▶ [Set exercise]
Give every entry again, unchanged, and leave its images out.

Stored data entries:

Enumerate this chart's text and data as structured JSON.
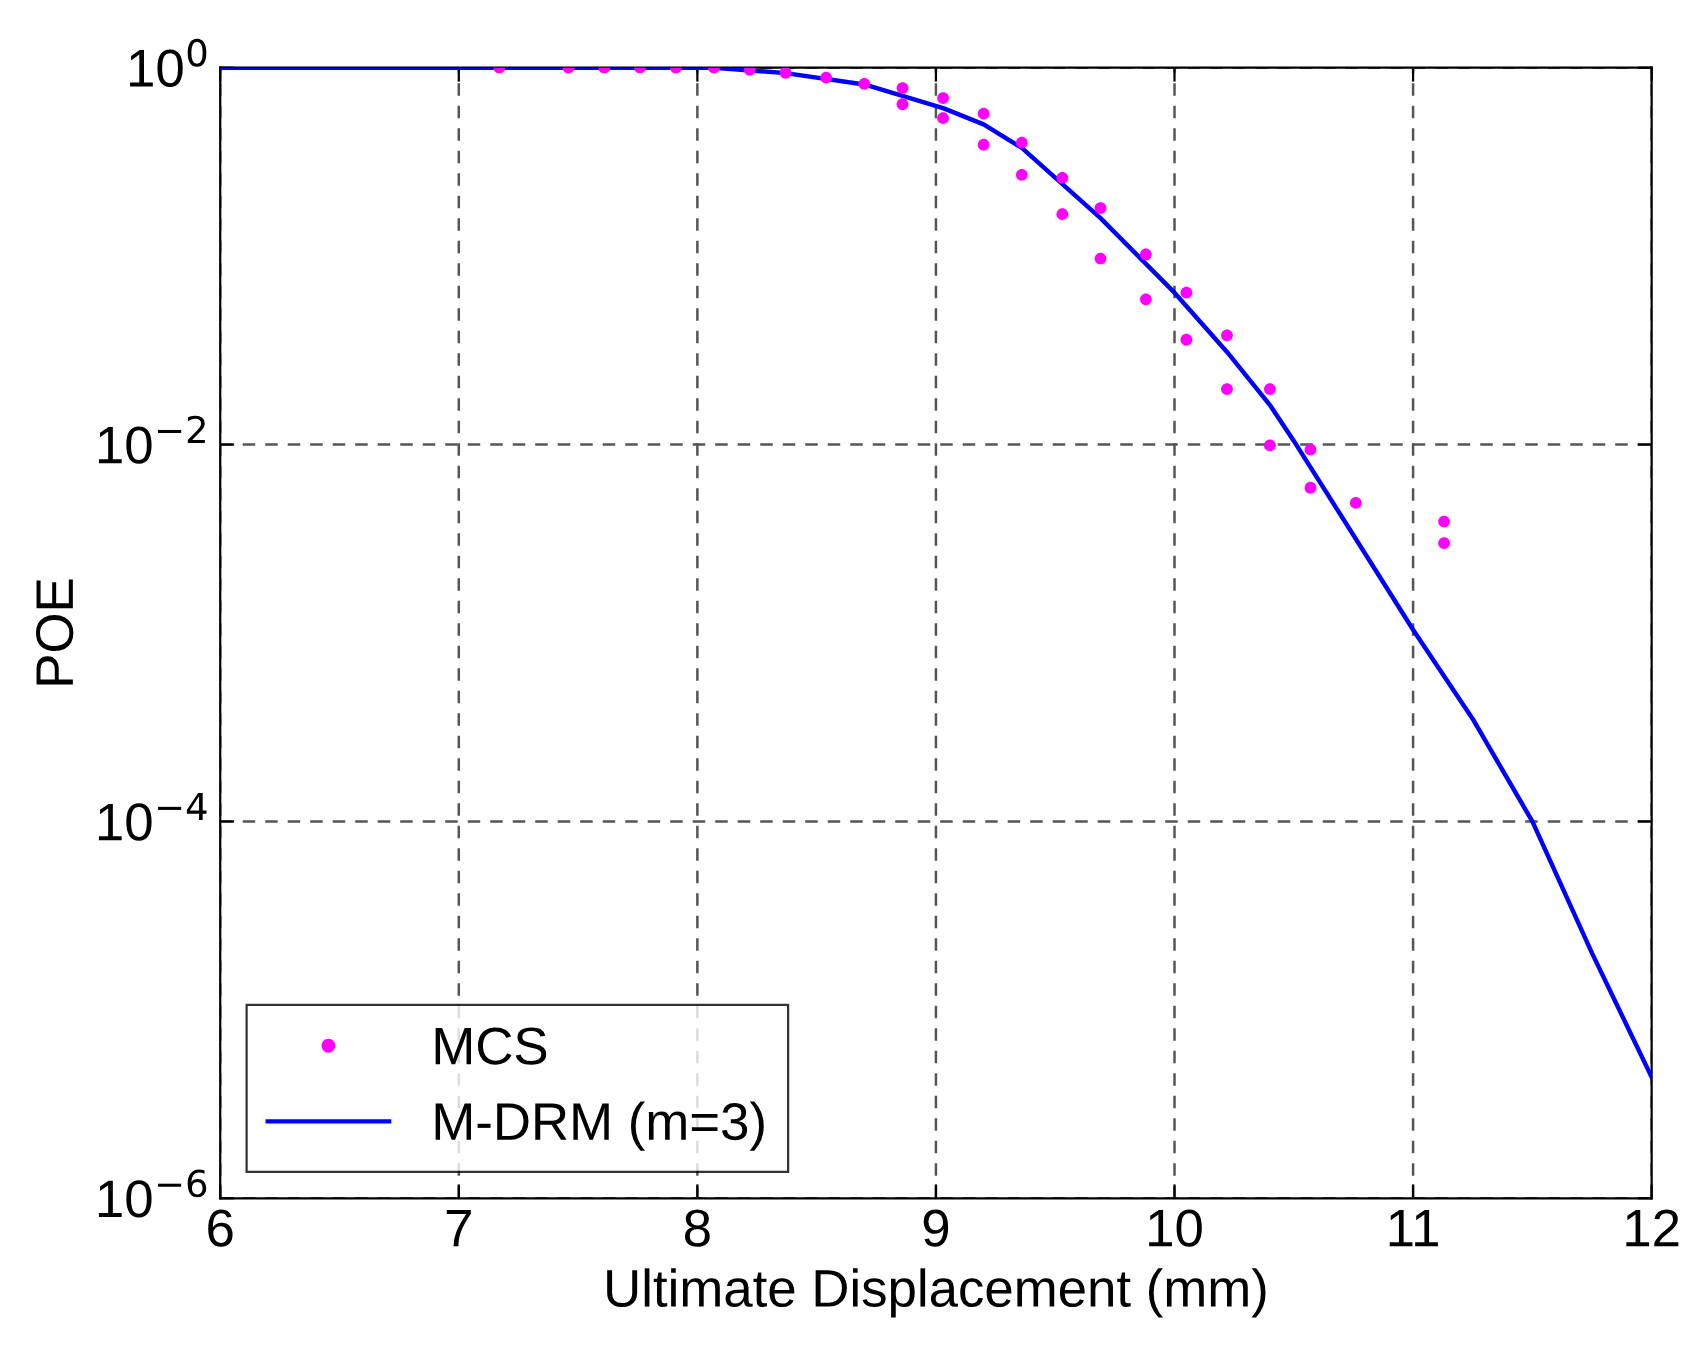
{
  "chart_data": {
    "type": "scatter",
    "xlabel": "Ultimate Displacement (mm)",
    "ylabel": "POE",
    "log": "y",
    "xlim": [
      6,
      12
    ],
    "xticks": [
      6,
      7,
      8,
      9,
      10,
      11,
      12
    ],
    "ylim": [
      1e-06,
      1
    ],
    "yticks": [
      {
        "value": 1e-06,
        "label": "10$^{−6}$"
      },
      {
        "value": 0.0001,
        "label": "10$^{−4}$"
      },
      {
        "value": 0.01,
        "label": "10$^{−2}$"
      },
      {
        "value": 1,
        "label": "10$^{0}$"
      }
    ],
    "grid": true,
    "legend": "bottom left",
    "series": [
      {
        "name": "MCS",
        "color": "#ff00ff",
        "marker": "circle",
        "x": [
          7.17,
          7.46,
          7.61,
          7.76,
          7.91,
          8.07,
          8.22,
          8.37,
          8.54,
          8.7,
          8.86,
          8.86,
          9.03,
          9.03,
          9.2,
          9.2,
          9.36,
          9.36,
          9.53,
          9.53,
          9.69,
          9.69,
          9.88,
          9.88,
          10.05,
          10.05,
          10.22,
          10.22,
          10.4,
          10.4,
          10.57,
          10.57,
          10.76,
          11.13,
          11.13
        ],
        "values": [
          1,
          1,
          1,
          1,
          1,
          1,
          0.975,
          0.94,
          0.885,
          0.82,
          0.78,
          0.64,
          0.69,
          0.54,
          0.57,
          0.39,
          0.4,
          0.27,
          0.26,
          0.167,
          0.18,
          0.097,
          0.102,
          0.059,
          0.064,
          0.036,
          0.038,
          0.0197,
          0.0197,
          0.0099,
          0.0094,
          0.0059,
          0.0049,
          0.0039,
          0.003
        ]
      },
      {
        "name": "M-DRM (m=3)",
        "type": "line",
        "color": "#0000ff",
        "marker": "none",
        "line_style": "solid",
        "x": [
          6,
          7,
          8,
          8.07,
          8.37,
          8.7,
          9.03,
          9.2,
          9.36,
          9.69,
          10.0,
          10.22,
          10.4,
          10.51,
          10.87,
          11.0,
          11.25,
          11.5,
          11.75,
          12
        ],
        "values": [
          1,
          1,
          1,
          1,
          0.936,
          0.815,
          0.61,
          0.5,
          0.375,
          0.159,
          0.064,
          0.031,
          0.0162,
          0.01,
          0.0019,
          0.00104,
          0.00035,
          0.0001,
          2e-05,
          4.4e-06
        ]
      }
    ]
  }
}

▶ [Response for this exercise]
Enumerate this chart's text and data as structured JSON.
{
  "chart_data": {
    "type": "scatter",
    "xlabel": "Ultimate Displacement (mm)",
    "ylabel": "POE",
    "log": "y",
    "xlim": [
      6,
      12
    ],
    "xticks": [
      6,
      7,
      8,
      9,
      10,
      11,
      12
    ],
    "ylim": [
      1e-06,
      1
    ],
    "yticks": [
      {
        "value": 1e-06,
        "label": "10$^{−6}$"
      },
      {
        "value": 0.0001,
        "label": "10$^{−4}$"
      },
      {
        "value": 0.01,
        "label": "10$^{−2}$"
      },
      {
        "value": 1,
        "label": "10$^{0}$"
      }
    ],
    "grid": true,
    "legend": "bottom left",
    "series": [
      {
        "name": "MCS",
        "color": "#ff00ff",
        "marker": "circle",
        "x": [
          7.17,
          7.46,
          7.61,
          7.76,
          7.91,
          8.07,
          8.22,
          8.37,
          8.54,
          8.7,
          8.86,
          8.86,
          9.03,
          9.03,
          9.2,
          9.2,
          9.36,
          9.36,
          9.53,
          9.53,
          9.69,
          9.69,
          9.88,
          9.88,
          10.05,
          10.05,
          10.22,
          10.22,
          10.4,
          10.4,
          10.57,
          10.57,
          10.76,
          11.13,
          11.13
        ],
        "values": [
          1,
          1,
          1,
          1,
          1,
          1,
          0.975,
          0.94,
          0.885,
          0.82,
          0.78,
          0.64,
          0.69,
          0.54,
          0.57,
          0.39,
          0.4,
          0.27,
          0.26,
          0.167,
          0.18,
          0.097,
          0.102,
          0.059,
          0.064,
          0.036,
          0.038,
          0.0197,
          0.0197,
          0.0099,
          0.0094,
          0.0059,
          0.0049,
          0.0039,
          0.003
        ]
      },
      {
        "name": "M-DRM (m=3)",
        "type": "line",
        "color": "#0000ff",
        "marker": "none",
        "line_style": "solid",
        "x": [
          6,
          7,
          8,
          8.07,
          8.37,
          8.7,
          9.03,
          9.2,
          9.36,
          9.69,
          10.0,
          10.22,
          10.4,
          10.51,
          10.87,
          11.0,
          11.25,
          11.5,
          11.75,
          12
        ],
        "values": [
          1,
          1,
          1,
          1,
          0.936,
          0.815,
          0.61,
          0.5,
          0.375,
          0.159,
          0.064,
          0.031,
          0.0162,
          0.01,
          0.0019,
          0.00104,
          0.00035,
          0.0001,
          2e-05,
          4.4e-06
        ]
      }
    ]
  }
}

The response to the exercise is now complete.